● TASK PROMPT: Return every entry exactly as written.

+++

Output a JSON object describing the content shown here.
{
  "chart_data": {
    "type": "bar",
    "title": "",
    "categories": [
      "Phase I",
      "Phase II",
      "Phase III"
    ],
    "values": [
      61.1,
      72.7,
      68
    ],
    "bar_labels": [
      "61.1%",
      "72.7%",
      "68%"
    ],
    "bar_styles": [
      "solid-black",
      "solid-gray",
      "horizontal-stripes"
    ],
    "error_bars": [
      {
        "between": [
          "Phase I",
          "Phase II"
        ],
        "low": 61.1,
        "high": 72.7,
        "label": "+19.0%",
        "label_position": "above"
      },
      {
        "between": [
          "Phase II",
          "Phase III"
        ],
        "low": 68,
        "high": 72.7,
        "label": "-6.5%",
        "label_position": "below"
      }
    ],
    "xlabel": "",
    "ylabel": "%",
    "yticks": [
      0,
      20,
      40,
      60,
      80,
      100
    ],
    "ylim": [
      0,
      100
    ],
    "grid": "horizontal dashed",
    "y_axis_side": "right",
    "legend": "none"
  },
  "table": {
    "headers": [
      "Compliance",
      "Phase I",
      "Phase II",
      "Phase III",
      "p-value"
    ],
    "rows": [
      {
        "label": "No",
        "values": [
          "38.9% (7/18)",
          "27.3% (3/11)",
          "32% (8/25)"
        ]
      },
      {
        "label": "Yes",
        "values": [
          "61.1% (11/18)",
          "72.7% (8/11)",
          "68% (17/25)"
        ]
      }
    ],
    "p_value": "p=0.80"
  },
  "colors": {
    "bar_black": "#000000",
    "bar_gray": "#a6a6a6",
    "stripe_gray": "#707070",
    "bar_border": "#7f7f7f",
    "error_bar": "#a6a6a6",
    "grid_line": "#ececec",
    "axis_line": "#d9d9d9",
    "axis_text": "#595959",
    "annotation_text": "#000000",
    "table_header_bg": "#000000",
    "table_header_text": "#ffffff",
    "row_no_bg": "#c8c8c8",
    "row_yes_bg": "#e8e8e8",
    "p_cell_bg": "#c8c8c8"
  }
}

+++

● TASK SOLUTION:
Output a JSON object describing the content shown here.
{
  "chart_data": {
    "type": "bar",
    "title": "",
    "categories": [
      "Phase I",
      "Phase II",
      "Phase III"
    ],
    "values": [
      61.1,
      72.7,
      68
    ],
    "bar_labels": [
      "61.1%",
      "72.7%",
      "68%"
    ],
    "bar_styles": [
      "solid-black",
      "solid-gray",
      "horizontal-stripes"
    ],
    "error_bars": [
      {
        "between": [
          "Phase I",
          "Phase II"
        ],
        "low": 61.1,
        "high": 72.7,
        "label": "+19.0%",
        "label_position": "above"
      },
      {
        "between": [
          "Phase II",
          "Phase III"
        ],
        "low": 68,
        "high": 72.7,
        "label": "-6.5%",
        "label_position": "below"
      }
    ],
    "xlabel": "",
    "ylabel": "%",
    "yticks": [
      0,
      20,
      40,
      60,
      80,
      100
    ],
    "ylim": [
      0,
      100
    ],
    "grid": "horizontal dashed",
    "y_axis_side": "right",
    "legend": "none"
  },
  "table": {
    "headers": [
      "Compliance",
      "Phase I",
      "Phase II",
      "Phase III",
      "p-value"
    ],
    "rows": [
      {
        "label": "No",
        "values": [
          "38.9% (7/18)",
          "27.3% (3/11)",
          "32% (8/25)"
        ]
      },
      {
        "label": "Yes",
        "values": [
          "61.1% (11/18)",
          "72.7% (8/11)",
          "68% (17/25)"
        ]
      }
    ],
    "p_value": "p=0.80"
  },
  "colors": {
    "bar_black": "#000000",
    "bar_gray": "#a6a6a6",
    "stripe_gray": "#707070",
    "bar_border": "#7f7f7f",
    "error_bar": "#a6a6a6",
    "grid_line": "#ececec",
    "axis_line": "#d9d9d9",
    "axis_text": "#595959",
    "annotation_text": "#000000",
    "table_header_bg": "#000000",
    "table_header_text": "#ffffff",
    "row_no_bg": "#c8c8c8",
    "row_yes_bg": "#e8e8e8",
    "p_cell_bg": "#c8c8c8"
  }
}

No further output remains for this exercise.